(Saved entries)

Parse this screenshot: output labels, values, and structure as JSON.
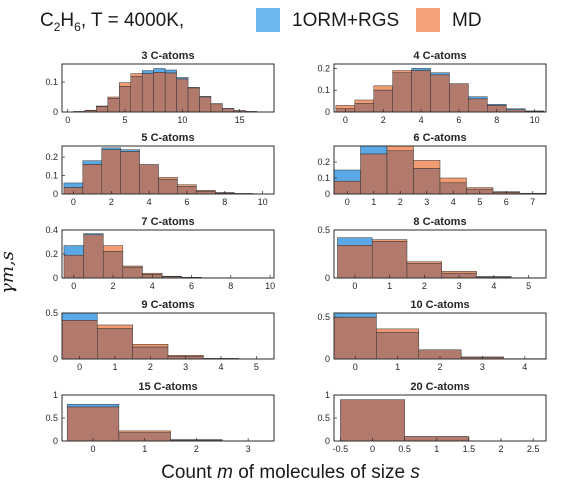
{
  "figure": {
    "header_prefix": "C",
    "header_sub": "2",
    "header_rest": "H",
    "header_sub2": "6",
    "header_temp": ", T = 4000K,",
    "xlabel_pre": "Count ",
    "xlabel_m": "m",
    "xlabel_post": " of molecules of size ",
    "xlabel_s": "s",
    "ylabel": "γm,s",
    "colors": {
      "rgs": "#5aa9e6",
      "md": "#f19c72",
      "overlap": "#b17a6c",
      "edge": "#333333"
    }
  },
  "legend": [
    {
      "name": "1ORM+RGS",
      "color": "#6bb8f0"
    },
    {
      "name": "MD",
      "color": "#f3a17a"
    }
  ],
  "chart_data": [
    {
      "type": "bar",
      "title": "3 C-atoms",
      "x": [
        1,
        2,
        3,
        4,
        5,
        6,
        7,
        8,
        9,
        10,
        11,
        12,
        13,
        14,
        15,
        16
      ],
      "series": [
        {
          "name": "1ORM+RGS",
          "values": [
            0.002,
            0.005,
            0.018,
            0.045,
            0.085,
            0.118,
            0.138,
            0.145,
            0.14,
            0.115,
            0.082,
            0.052,
            0.028,
            0.012,
            0.005,
            0.002
          ]
        },
        {
          "name": "MD",
          "values": [
            0.002,
            0.006,
            0.02,
            0.05,
            0.098,
            0.128,
            0.128,
            0.132,
            0.13,
            0.11,
            0.08,
            0.05,
            0.027,
            0.011,
            0.004,
            0.001
          ]
        }
      ],
      "xlim": [
        -0.5,
        18
      ],
      "ylim": [
        0,
        0.16
      ],
      "xticks": [
        0,
        5,
        10,
        15
      ],
      "yticks": [
        0,
        0.1
      ],
      "yticklabels": [
        "0",
        "0.1"
      ]
    },
    {
      "type": "bar",
      "title": "4 C-atoms",
      "x": [
        0,
        1,
        2,
        3,
        4,
        5,
        6,
        7,
        8,
        9,
        10
      ],
      "series": [
        {
          "name": "1ORM+RGS",
          "values": [
            0.015,
            0.04,
            0.1,
            0.18,
            0.2,
            0.18,
            0.13,
            0.07,
            0.035,
            0.015,
            0.005
          ]
        },
        {
          "name": "MD",
          "values": [
            0.03,
            0.055,
            0.12,
            0.19,
            0.19,
            0.17,
            0.13,
            0.06,
            0.03,
            0.01,
            0.003
          ]
        }
      ],
      "xlim": [
        -0.6,
        10.6
      ],
      "ylim": [
        0,
        0.22
      ],
      "xticks": [
        0,
        2,
        4,
        6,
        8,
        10
      ],
      "yticks": [
        0,
        0.1,
        0.2
      ],
      "yticklabels": [
        "0",
        "0.1",
        "0.2"
      ]
    },
    {
      "type": "bar",
      "title": "5 C-atoms",
      "x": [
        0,
        1,
        2,
        3,
        4,
        5,
        6,
        7,
        8,
        9,
        10
      ],
      "series": [
        {
          "name": "1ORM+RGS",
          "values": [
            0.06,
            0.18,
            0.25,
            0.24,
            0.16,
            0.08,
            0.04,
            0.015,
            0.005,
            0.002,
            0.001
          ]
        },
        {
          "name": "MD",
          "values": [
            0.035,
            0.16,
            0.24,
            0.23,
            0.16,
            0.09,
            0.05,
            0.02,
            0.008,
            0.003,
            0.001
          ]
        }
      ],
      "xlim": [
        -0.6,
        10.6
      ],
      "ylim": [
        0,
        0.26
      ],
      "xticks": [
        0,
        2,
        4,
        6,
        8,
        10
      ],
      "yticks": [
        0,
        0.1,
        0.2
      ],
      "yticklabels": [
        "0",
        "0.1",
        "0.2"
      ]
    },
    {
      "type": "bar",
      "title": "6 C-atoms",
      "x": [
        0,
        1,
        2,
        3,
        4,
        5,
        6,
        7
      ],
      "series": [
        {
          "name": "1ORM+RGS",
          "values": [
            0.15,
            0.3,
            0.27,
            0.16,
            0.07,
            0.03,
            0.01,
            0.003
          ]
        },
        {
          "name": "MD",
          "values": [
            0.08,
            0.25,
            0.3,
            0.21,
            0.1,
            0.04,
            0.015,
            0.004
          ]
        }
      ],
      "xlim": [
        -0.5,
        7.5
      ],
      "ylim": [
        0,
        0.3
      ],
      "xticks": [
        0,
        1,
        2,
        3,
        4,
        5,
        6,
        7
      ],
      "yticks": [
        0,
        0.1,
        0.2
      ],
      "yticklabels": [
        "0",
        "0.1",
        "0.2"
      ]
    },
    {
      "type": "bar",
      "title": "7 C-atoms",
      "x": [
        0,
        1,
        2,
        3,
        4,
        5,
        6,
        7,
        8,
        9,
        10
      ],
      "series": [
        {
          "name": "1ORM+RGS",
          "values": [
            0.27,
            0.37,
            0.22,
            0.09,
            0.03,
            0.01,
            0.005,
            0.002,
            0.001,
            0,
            0
          ]
        },
        {
          "name": "MD",
          "values": [
            0.19,
            0.36,
            0.27,
            0.1,
            0.04,
            0.015,
            0.006,
            0.002,
            0.001,
            0,
            0
          ]
        }
      ],
      "xlim": [
        -0.6,
        10.2
      ],
      "ylim": [
        0,
        0.4
      ],
      "xticks": [
        0,
        2,
        4,
        6,
        8,
        10
      ],
      "yticks": [
        0,
        0.2,
        0.4
      ],
      "yticklabels": [
        "0",
        "0.2",
        "0.4"
      ]
    },
    {
      "type": "bar",
      "title": "8 C-atoms",
      "x": [
        0,
        1,
        2,
        3,
        4,
        5
      ],
      "series": [
        {
          "name": "1ORM+RGS",
          "values": [
            0.42,
            0.38,
            0.15,
            0.05,
            0.01,
            0.002
          ]
        },
        {
          "name": "MD",
          "values": [
            0.34,
            0.4,
            0.17,
            0.07,
            0.015,
            0.003
          ]
        }
      ],
      "xlim": [
        -0.6,
        5.5
      ],
      "ylim": [
        0,
        0.5
      ],
      "xticks": [
        0,
        1,
        2,
        3,
        4,
        5
      ],
      "yticks": [
        0,
        0.5
      ],
      "yticklabels": [
        "0",
        "0.5"
      ]
    },
    {
      "type": "bar",
      "title": "9 C-atoms",
      "x": [
        0,
        1,
        2,
        3,
        4,
        5
      ],
      "series": [
        {
          "name": "1ORM+RGS",
          "values": [
            0.5,
            0.33,
            0.13,
            0.03,
            0.005,
            0.001
          ]
        },
        {
          "name": "MD",
          "values": [
            0.42,
            0.37,
            0.16,
            0.04,
            0.006,
            0.001
          ]
        }
      ],
      "xlim": [
        -0.5,
        5.5
      ],
      "ylim": [
        0,
        0.5
      ],
      "xticks": [
        0,
        1,
        2,
        3,
        4,
        5
      ],
      "yticks": [
        0,
        0.5
      ],
      "yticklabels": [
        "0",
        "0.5"
      ]
    },
    {
      "type": "bar",
      "title": "10 C-atoms",
      "x": [
        0,
        1,
        2,
        3,
        4
      ],
      "series": [
        {
          "name": "1ORM+RGS",
          "values": [
            0.55,
            0.32,
            0.11,
            0.02,
            0.003
          ]
        },
        {
          "name": "MD",
          "values": [
            0.5,
            0.36,
            0.11,
            0.025,
            0.004
          ]
        }
      ],
      "xlim": [
        -0.5,
        4.5
      ],
      "ylim": [
        0,
        0.55
      ],
      "xticks": [
        0,
        1,
        2,
        3,
        4
      ],
      "yticks": [
        0,
        0.5
      ],
      "yticklabels": [
        "0",
        "0.5"
      ]
    },
    {
      "type": "bar",
      "title": "15 C-atoms",
      "x": [
        0,
        1,
        2,
        3
      ],
      "series": [
        {
          "name": "1ORM+RGS",
          "values": [
            0.8,
            0.18,
            0.02,
            0.002
          ]
        },
        {
          "name": "MD",
          "values": [
            0.74,
            0.22,
            0.03,
            0.003
          ]
        }
      ],
      "xlim": [
        -0.6,
        3.5
      ],
      "ylim": [
        0,
        1
      ],
      "xticks": [
        0,
        1,
        2,
        3
      ],
      "yticks": [
        0,
        0.5,
        1
      ],
      "yticklabels": [
        "0",
        "0.5",
        "1"
      ]
    },
    {
      "type": "bar",
      "title": "20 C-atoms",
      "x": [
        0,
        1
      ],
      "series": [
        {
          "name": "1ORM+RGS",
          "values": [
            0.9,
            0.1
          ]
        },
        {
          "name": "MD",
          "values": [
            0.9,
            0.1
          ]
        }
      ],
      "xlim": [
        -0.6,
        2.7
      ],
      "ylim": [
        0,
        1
      ],
      "xticks": [
        -0.5,
        0,
        0.5,
        1,
        1.5,
        2,
        2.5
      ],
      "xticklabels": [
        "-0.5",
        "0",
        "0.5",
        "1",
        "1.5",
        "2",
        "2.5"
      ],
      "yticks": [
        0,
        0.5,
        1
      ],
      "yticklabels": [
        "0",
        "0.5",
        "1"
      ]
    }
  ]
}
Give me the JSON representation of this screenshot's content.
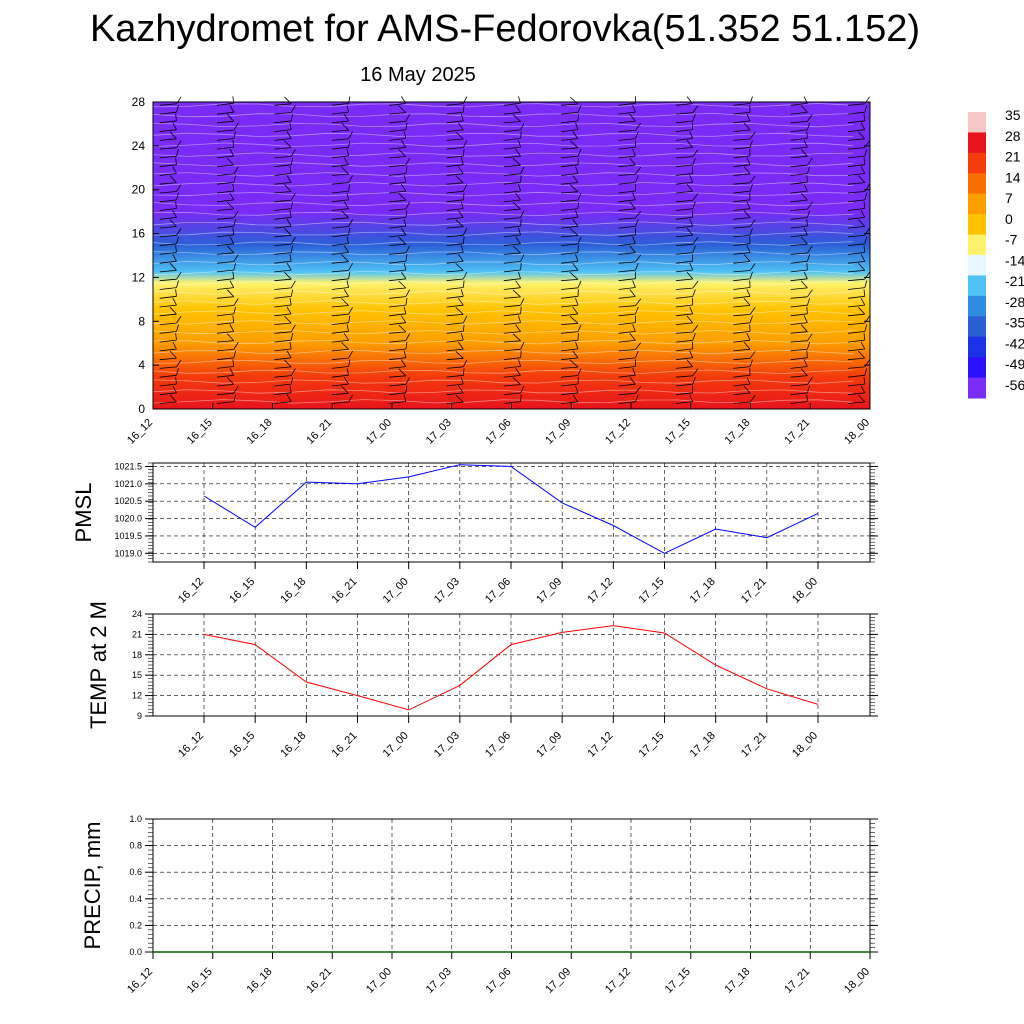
{
  "title": "Kazhydromet for AMS-Fedorovka(51.352 51.152)",
  "subtitle": "16 May 2025",
  "chart_data": [
    {
      "id": "cross_section",
      "type": "heatmap",
      "x_categories": [
        "16_12",
        "16_15",
        "16_18",
        "16_21",
        "17_00",
        "17_03",
        "17_06",
        "17_09",
        "17_12",
        "17_15",
        "17_18",
        "17_21",
        "18_00"
      ],
      "ylim": [
        0,
        28
      ],
      "yticks": [
        "0",
        "4",
        "8",
        "12",
        "16",
        "20",
        "24",
        "28"
      ],
      "colorbar": {
        "labels": [
          "35",
          "28",
          "21",
          "14",
          "7",
          "0",
          "-7",
          "-14",
          "-21",
          "-28",
          "-35",
          "-42",
          "-49",
          "-56"
        ],
        "colors": [
          "#f4c7c4",
          "#e8141c",
          "#f43c0c",
          "#fa7000",
          "#fc9e00",
          "#ffc200",
          "#fff26e",
          "#e6f7ff",
          "#4fc3f5",
          "#2d8ce0",
          "#2a5fd6",
          "#1c32e6",
          "#2a10ff",
          "#7a2bf6"
        ]
      },
      "temperature_profile": [
        {
          "height": 0,
          "temp": 30
        },
        {
          "height": 3,
          "temp": 22
        },
        {
          "height": 6,
          "temp": 12
        },
        {
          "height": 9,
          "temp": 3
        },
        {
          "height": 11.5,
          "temp": -6
        },
        {
          "height": 12.5,
          "temp": -16
        },
        {
          "height": 15,
          "temp": -32
        },
        {
          "height": 18,
          "temp": -50
        },
        {
          "height": 21,
          "temp": -52
        },
        {
          "height": 24,
          "temp": -54
        },
        {
          "height": 26,
          "temp": -57
        },
        {
          "height": 28,
          "temp": -60
        }
      ]
    },
    {
      "id": "pmsl",
      "type": "line",
      "ylabel": "PMSL",
      "x": [
        "16_12",
        "16_15",
        "16_18",
        "16_21",
        "17_00",
        "17_03",
        "17_06",
        "17_09",
        "17_12",
        "17_15",
        "17_18",
        "17_21",
        "18_00"
      ],
      "values": [
        1020.65,
        1019.75,
        1021.05,
        1021.0,
        1021.2,
        1021.55,
        1021.5,
        1020.45,
        1019.8,
        1019.0,
        1019.7,
        1019.45,
        1020.15
      ],
      "ylim": [
        1018.75,
        1021.6
      ],
      "yticks": [
        "1019.0",
        "1019.5",
        "1020.0",
        "1020.5",
        "1021.0",
        "1021.5"
      ],
      "color": "#0000ff",
      "grid": true
    },
    {
      "id": "temp2m",
      "type": "line",
      "ylabel": "TEMP at 2 M",
      "x": [
        "16_12",
        "16_15",
        "16_18",
        "16_21",
        "17_00",
        "17_03",
        "17_06",
        "17_09",
        "17_12",
        "17_15",
        "17_18",
        "17_21",
        "18_00"
      ],
      "values": [
        21.0,
        19.5,
        14.0,
        12.0,
        9.9,
        13.5,
        19.5,
        21.3,
        22.3,
        21.2,
        16.5,
        13.0,
        10.7
      ],
      "ylim": [
        9,
        24
      ],
      "yticks": [
        "9",
        "12",
        "15",
        "18",
        "21",
        "24"
      ],
      "color": "#ff0000",
      "grid": true
    },
    {
      "id": "precip",
      "type": "line",
      "ylabel": "PRECIP, mm",
      "x": [
        "16_12",
        "16_15",
        "16_18",
        "16_21",
        "17_00",
        "17_03",
        "17_06",
        "17_09",
        "17_12",
        "17_15",
        "17_18",
        "17_21",
        "18_00"
      ],
      "values": [
        0,
        0,
        0,
        0,
        0,
        0,
        0,
        0,
        0,
        0,
        0,
        0,
        0
      ],
      "ylim": [
        0,
        1.0
      ],
      "yticks": [
        "0.0",
        "0.2",
        "0.4",
        "0.6",
        "0.8",
        "1.0"
      ],
      "color": "#006400",
      "grid": true
    }
  ]
}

● **What you will do**: Give the number of lines above that hold the word "screenshot", and nothing more.

● **Result**: 2